Enunciado de tarea
Prolonga la noticia sobre la condena por trampas en «¿Quién quiere ser millonario?» a partir de la última oración del texto.

══ Texto del documento

TV Internacional Declarados culpables los tres acusados de hacer trampas en "El Millonario"

El jurado concluye que el comandante británico Charles Ingram, su mujer y el profesor de Universidad Tecwen Whittock urdieron un plan para conseguir el millón de libras mediante una serie de tosidos estratégicos desde el público. El matrimonio ha sido sentenciado a 18 meses de prisión y el profesor a 12 meses

El comandante del ejército británico Charles Ingram (39 años), su mujer (38) y el profesor de Universidad Tecwen Whittock (53) fueron ayer declarados culpables por un Juzgado de Londres de llevar a cabo una elaborada estafa para hacerse con el premio máximo en el famoso concurso ¿Quién quiere ser millonario?.

Un jurado compuesto por ocho mujeres y 3 hombres han concluido, después de un largo mes de juicio y tres días de deliberación, que los tres acusados urdieron un plan para conseguir el millón de libras mediante una serie de tosidos estratégicos que indicaban a Ingram las respuestas correctas.

El comandante y su mujer han sido sentenciados a 18 meses de prisión, suspendido de su cargo por dos años, y a pagar una multa cada uno de 15.000 libras y 10.000 por las costas judiciales. Por su parte, Whittock, ha sido sentenciado a 12 meses de prisión, también ha sido suspendido de su cargo por 2 años y obligado a pagar 7.500 por las costas.

════
══ Información extraída

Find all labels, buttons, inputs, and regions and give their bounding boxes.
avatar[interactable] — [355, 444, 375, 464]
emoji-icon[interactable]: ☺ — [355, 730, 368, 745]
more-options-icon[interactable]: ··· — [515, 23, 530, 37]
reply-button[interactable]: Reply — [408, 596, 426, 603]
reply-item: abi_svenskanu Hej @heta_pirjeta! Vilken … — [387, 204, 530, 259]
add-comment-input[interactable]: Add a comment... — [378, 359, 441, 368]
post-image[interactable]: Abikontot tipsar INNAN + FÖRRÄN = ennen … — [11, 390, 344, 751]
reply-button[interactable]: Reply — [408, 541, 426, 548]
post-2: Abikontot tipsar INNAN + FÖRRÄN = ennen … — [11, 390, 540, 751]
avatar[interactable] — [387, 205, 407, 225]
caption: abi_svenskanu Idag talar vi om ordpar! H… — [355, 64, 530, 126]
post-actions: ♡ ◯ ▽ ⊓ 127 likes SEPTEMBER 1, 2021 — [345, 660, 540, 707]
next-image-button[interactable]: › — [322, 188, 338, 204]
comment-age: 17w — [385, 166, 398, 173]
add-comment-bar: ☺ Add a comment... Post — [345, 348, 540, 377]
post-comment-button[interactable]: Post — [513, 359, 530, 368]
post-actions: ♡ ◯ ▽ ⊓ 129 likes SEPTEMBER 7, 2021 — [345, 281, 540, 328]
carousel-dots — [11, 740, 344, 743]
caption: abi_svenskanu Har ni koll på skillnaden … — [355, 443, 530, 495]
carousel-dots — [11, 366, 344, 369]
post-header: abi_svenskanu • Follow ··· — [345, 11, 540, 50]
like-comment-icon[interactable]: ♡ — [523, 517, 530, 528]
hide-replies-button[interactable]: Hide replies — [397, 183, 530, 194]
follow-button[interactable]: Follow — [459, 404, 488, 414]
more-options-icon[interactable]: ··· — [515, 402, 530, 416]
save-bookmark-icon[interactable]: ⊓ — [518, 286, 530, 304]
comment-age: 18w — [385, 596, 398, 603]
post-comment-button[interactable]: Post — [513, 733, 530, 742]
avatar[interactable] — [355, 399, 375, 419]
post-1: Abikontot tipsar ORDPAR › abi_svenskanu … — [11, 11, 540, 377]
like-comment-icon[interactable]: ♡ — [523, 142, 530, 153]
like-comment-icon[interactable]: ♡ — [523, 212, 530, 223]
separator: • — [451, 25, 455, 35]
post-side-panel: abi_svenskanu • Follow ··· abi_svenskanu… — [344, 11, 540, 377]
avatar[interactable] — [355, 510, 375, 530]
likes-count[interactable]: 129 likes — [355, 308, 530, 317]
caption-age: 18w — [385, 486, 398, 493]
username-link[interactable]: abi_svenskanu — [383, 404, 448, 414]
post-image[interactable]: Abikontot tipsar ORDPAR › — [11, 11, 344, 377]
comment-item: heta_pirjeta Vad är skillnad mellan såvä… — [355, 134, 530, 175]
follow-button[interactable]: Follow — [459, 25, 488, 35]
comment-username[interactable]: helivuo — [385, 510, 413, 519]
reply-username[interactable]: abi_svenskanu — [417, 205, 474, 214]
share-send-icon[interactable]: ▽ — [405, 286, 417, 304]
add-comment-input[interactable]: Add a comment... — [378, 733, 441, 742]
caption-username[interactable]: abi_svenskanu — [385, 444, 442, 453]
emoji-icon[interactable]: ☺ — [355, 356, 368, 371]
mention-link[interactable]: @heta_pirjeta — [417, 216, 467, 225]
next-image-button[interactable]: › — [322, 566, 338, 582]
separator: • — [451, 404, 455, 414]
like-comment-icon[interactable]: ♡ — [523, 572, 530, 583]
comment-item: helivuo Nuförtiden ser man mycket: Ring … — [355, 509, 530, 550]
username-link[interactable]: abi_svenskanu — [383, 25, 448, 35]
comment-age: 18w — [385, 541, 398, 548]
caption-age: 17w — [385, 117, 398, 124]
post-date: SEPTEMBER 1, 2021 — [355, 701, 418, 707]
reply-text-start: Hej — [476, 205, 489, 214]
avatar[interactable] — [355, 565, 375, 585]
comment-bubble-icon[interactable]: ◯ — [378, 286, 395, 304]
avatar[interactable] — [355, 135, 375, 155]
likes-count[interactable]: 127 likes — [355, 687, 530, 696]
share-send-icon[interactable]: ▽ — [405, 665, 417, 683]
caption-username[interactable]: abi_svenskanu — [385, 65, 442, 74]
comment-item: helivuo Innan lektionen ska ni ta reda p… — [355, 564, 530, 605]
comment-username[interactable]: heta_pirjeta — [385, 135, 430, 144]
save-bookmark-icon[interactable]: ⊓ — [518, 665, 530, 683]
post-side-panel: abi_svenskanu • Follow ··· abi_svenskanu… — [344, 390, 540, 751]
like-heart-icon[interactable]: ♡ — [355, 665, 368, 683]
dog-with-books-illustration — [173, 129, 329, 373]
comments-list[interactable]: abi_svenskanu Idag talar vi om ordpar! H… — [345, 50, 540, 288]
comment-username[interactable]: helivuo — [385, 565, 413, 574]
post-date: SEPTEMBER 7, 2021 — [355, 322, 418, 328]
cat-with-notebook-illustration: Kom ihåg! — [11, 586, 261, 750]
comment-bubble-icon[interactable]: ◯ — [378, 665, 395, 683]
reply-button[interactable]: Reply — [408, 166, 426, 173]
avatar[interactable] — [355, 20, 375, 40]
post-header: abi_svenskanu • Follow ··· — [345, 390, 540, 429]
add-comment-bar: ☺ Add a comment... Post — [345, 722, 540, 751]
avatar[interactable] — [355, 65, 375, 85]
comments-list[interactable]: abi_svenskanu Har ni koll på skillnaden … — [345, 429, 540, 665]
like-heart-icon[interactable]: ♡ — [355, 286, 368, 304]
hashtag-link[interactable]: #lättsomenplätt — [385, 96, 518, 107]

════

Resultado de tarea
En concreto, el veredicto dice que Ingram es culpable de “haber hecho trampas” para conseguir el premio; el profesor, de usar “tosidos codificados” para guiar al comandante hacia la respuesta correcta; y su mujer, Diana, de ser cómplice en la elaboración del plan.

Demasiados tosidos entre el público

Las sospechas de los responsables del programa comenzaron cuando los técnicos de sonido alertaron de que se estaban registrando “demasiados tosidos inusuales” entre el público. Detectaron que 19 tosidos provenían de Whittock –quien también figuraba como uno de los concursante reserva entre el público, a una distancia aproximada de 4 metros-. Cuando el presentador, Chris Tarrant, hacía la pregunta, el comandante repetía las cuatro respuestas posibles haciendo una pausa entre ellas para que su cómplice, situado en las gradas a una distancia relativamente cercana, hiciera un carraspeo sonoro en la respuesta acertada.

La productora del concurso, Celador Productions, decidió entonces cancelar el pago del cheque millonario y avisar a la policía. El programa, grabado en septiembre de 2001, nunca llegó a emitirse en la ITV.

El acusado siempre defendió su inocencia y mantuvo que no había oído nada entre el público que no fueran aplausos o exclamaciones. Durante el juicio, Tecwen Whittock también negó la acusación alegando que sus tosidos se debían a que padece alergia al polvo, al polen, rinitis y problemas de garganta. “Me entró una tos horrible que empeoró según avanzaba el programa y es casualidad que mis tosidos coincidieran con las respuestas correctas”, declaró.

¿Quién quiere ser millonario? es uno de los formatos de televisión más exitosos del momento, adaptado en 100 países desde que se emitió por primera vez en Inglaterra, en 1998. Alrededor de 50 personas de todo el mundo han conseguido ganar el premio millonario después de acertar las famosas 15 preguntas, incluidas tres en la versión original británica.

Los sospechosos descartaron un "Plan A"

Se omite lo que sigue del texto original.